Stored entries
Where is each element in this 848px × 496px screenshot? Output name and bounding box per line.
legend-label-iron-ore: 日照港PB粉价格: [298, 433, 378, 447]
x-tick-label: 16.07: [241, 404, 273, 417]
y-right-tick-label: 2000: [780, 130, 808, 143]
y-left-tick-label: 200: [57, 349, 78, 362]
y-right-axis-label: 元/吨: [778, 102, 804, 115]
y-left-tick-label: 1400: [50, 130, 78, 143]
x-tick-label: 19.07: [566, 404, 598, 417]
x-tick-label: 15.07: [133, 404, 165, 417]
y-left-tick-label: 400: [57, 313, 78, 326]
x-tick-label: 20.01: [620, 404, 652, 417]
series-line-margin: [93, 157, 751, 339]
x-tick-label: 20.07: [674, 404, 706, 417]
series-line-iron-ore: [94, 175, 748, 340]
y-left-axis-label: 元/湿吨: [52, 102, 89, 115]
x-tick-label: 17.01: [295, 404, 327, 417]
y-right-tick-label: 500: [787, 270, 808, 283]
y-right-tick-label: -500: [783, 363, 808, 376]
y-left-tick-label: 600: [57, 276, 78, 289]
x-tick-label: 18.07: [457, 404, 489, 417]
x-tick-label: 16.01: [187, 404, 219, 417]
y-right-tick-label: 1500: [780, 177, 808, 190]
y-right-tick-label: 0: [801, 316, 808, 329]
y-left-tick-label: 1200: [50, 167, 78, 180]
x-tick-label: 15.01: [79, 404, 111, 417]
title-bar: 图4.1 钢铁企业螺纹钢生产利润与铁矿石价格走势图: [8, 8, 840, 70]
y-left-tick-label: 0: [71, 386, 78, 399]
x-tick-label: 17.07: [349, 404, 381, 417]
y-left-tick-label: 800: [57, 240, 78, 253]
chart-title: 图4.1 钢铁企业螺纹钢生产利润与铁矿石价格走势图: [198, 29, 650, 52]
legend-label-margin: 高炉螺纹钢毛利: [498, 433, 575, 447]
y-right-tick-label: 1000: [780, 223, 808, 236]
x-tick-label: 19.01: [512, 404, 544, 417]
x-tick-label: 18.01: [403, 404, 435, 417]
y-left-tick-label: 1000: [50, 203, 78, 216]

● Problem details
Can you write out every line of the listing above with no changes?

● Answer for the task
Where is each element in this 848px × 496px screenshot? Output name and bounding box per line.
legend-label-iron-ore: 日照港PB粉价格: [298, 433, 378, 447]
x-tick-label: 16.07: [241, 404, 273, 417]
y-right-tick-label: 2000: [780, 130, 808, 143]
y-left-tick-label: 200: [57, 349, 78, 362]
y-right-axis-label: 元/吨: [778, 102, 804, 115]
y-left-tick-label: 1400: [50, 130, 78, 143]
x-tick-label: 19.07: [566, 404, 598, 417]
x-tick-label: 15.07: [133, 404, 165, 417]
y-left-tick-label: 400: [57, 313, 78, 326]
x-tick-label: 20.01: [620, 404, 652, 417]
series-line-margin: [93, 157, 751, 339]
x-tick-label: 20.07: [674, 404, 706, 417]
series-line-iron-ore: [94, 175, 748, 340]
y-left-axis-label: 元/湿吨: [52, 102, 89, 115]
x-tick-label: 17.01: [295, 404, 327, 417]
y-right-tick-label: 500: [787, 270, 808, 283]
y-right-tick-label: -500: [783, 363, 808, 376]
y-left-tick-label: 600: [57, 276, 78, 289]
x-tick-label: 18.07: [457, 404, 489, 417]
x-tick-label: 16.01: [187, 404, 219, 417]
y-right-tick-label: 1500: [780, 177, 808, 190]
y-right-tick-label: 0: [801, 316, 808, 329]
y-left-tick-label: 1200: [50, 167, 78, 180]
x-tick-label: 15.01: [79, 404, 111, 417]
title-bar: 图4.1 钢铁企业螺纹钢生产利润与铁矿石价格走势图: [8, 8, 840, 70]
y-left-tick-label: 0: [71, 386, 78, 399]
x-tick-label: 17.07: [349, 404, 381, 417]
y-left-tick-label: 800: [57, 240, 78, 253]
chart-title: 图4.1 钢铁企业螺纹钢生产利润与铁矿石价格走势图: [198, 29, 650, 52]
legend-label-margin: 高炉螺纹钢毛利: [498, 433, 575, 447]
y-right-tick-label: 1000: [780, 223, 808, 236]
x-tick-label: 19.01: [512, 404, 544, 417]
x-tick-label: 18.01: [403, 404, 435, 417]
y-left-tick-label: 1000: [50, 203, 78, 216]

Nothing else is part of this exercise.